=== Stated exercise ===
In the listing below, find every line containing "Setup" and copy it out.

[Extracted data entries]
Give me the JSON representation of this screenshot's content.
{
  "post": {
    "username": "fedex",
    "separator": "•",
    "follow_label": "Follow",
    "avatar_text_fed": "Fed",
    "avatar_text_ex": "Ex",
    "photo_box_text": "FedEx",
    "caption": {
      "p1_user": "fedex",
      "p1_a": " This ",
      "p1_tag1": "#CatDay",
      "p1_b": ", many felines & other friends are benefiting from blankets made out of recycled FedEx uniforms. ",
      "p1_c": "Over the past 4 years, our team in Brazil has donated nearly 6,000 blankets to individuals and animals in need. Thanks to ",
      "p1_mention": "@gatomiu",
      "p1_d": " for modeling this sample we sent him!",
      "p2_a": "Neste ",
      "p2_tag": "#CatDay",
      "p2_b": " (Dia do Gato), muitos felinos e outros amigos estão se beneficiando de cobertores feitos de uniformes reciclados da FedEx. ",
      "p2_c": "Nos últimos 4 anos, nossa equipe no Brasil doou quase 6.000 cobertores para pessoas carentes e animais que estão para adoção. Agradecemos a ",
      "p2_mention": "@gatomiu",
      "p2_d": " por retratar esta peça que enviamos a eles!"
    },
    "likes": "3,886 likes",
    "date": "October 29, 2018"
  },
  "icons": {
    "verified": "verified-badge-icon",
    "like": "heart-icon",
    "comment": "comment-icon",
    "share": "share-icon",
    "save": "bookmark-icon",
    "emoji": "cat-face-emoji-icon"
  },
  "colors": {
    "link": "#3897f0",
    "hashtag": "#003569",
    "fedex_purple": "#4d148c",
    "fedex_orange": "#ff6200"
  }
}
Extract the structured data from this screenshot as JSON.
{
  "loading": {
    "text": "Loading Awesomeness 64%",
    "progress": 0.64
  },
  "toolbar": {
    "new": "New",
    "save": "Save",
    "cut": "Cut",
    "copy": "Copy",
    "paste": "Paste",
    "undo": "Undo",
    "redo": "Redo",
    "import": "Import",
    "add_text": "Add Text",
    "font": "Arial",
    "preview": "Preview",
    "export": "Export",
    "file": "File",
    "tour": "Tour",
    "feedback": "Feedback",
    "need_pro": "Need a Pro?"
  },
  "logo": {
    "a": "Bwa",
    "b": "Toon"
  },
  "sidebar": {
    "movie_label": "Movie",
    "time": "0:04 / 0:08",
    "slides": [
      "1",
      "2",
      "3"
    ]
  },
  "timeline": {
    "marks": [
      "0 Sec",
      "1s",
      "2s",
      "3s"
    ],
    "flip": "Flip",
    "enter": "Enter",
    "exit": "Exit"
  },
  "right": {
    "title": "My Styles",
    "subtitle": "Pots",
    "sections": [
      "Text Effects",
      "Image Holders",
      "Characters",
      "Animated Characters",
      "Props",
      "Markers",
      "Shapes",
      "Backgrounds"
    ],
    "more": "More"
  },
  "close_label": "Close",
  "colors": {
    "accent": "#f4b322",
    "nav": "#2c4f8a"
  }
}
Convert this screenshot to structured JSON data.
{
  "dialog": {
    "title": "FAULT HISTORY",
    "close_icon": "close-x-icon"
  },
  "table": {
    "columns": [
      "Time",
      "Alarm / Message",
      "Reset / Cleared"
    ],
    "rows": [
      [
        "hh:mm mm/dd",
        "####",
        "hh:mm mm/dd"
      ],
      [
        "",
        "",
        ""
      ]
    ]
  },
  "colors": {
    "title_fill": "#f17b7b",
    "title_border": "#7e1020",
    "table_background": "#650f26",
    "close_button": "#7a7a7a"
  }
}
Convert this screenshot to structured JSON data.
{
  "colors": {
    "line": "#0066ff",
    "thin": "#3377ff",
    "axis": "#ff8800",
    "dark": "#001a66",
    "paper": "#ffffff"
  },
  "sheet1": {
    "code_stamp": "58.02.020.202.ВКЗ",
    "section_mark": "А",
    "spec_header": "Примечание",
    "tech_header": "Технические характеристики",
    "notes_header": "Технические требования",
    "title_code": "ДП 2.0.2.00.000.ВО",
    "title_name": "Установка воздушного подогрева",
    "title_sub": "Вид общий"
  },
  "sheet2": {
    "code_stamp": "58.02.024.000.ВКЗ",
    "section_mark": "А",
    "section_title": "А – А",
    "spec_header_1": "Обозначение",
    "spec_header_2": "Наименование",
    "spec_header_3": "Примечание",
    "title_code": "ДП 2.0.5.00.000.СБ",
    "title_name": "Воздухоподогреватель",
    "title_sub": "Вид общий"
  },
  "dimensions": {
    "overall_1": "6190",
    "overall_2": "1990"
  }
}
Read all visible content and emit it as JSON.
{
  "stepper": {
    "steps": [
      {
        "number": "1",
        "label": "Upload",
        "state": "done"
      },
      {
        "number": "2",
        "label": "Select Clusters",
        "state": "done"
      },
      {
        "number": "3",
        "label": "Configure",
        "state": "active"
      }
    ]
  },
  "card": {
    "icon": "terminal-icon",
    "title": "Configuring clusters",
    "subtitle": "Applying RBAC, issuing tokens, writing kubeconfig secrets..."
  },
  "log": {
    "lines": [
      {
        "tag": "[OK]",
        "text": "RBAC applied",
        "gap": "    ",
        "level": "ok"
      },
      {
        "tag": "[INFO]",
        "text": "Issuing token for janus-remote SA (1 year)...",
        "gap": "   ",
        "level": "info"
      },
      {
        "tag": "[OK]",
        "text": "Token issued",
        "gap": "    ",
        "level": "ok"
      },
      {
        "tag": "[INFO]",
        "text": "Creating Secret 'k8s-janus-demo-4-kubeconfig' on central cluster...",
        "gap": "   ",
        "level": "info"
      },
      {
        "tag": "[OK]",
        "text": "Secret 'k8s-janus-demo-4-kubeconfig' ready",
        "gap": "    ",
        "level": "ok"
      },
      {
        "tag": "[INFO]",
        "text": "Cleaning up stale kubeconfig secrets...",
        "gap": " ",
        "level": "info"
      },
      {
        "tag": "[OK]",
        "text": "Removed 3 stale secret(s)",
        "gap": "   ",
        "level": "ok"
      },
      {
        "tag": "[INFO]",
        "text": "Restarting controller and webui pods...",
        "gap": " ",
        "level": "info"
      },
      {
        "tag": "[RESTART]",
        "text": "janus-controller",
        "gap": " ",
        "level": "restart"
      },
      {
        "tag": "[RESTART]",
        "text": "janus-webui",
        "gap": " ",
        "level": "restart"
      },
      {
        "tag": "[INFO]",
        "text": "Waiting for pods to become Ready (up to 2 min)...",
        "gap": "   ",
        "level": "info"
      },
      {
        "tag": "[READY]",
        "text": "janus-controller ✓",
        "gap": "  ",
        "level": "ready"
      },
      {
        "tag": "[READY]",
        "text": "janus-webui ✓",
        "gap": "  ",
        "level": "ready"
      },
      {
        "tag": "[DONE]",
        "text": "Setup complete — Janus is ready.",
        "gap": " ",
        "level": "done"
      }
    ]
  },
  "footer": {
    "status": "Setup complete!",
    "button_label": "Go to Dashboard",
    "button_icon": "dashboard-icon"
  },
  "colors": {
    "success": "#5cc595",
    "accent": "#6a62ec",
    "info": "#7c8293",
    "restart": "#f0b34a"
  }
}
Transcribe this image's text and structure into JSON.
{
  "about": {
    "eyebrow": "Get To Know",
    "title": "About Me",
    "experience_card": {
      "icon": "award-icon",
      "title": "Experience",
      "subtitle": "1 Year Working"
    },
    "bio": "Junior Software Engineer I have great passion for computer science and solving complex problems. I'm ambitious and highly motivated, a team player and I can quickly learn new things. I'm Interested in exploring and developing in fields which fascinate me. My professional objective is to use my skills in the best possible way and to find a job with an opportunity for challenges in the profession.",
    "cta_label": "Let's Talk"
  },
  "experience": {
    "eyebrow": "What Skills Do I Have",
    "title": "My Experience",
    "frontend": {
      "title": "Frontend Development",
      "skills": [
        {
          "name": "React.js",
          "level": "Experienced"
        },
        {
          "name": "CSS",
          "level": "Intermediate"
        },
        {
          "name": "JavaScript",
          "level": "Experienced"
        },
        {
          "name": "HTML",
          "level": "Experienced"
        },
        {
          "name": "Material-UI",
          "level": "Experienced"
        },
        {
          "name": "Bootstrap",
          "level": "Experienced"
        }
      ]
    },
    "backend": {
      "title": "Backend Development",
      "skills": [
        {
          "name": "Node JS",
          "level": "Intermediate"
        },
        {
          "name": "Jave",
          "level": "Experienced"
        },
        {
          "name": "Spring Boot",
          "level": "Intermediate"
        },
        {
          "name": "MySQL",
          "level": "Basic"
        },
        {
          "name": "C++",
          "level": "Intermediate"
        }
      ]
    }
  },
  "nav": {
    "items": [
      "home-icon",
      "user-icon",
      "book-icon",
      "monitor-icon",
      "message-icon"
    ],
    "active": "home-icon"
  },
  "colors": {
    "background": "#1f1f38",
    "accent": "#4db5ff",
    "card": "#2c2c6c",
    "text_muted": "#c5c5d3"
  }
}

=== Task output ===
        "text": "Setup complete — Janus is ready.",
    "status": "Setup complete!",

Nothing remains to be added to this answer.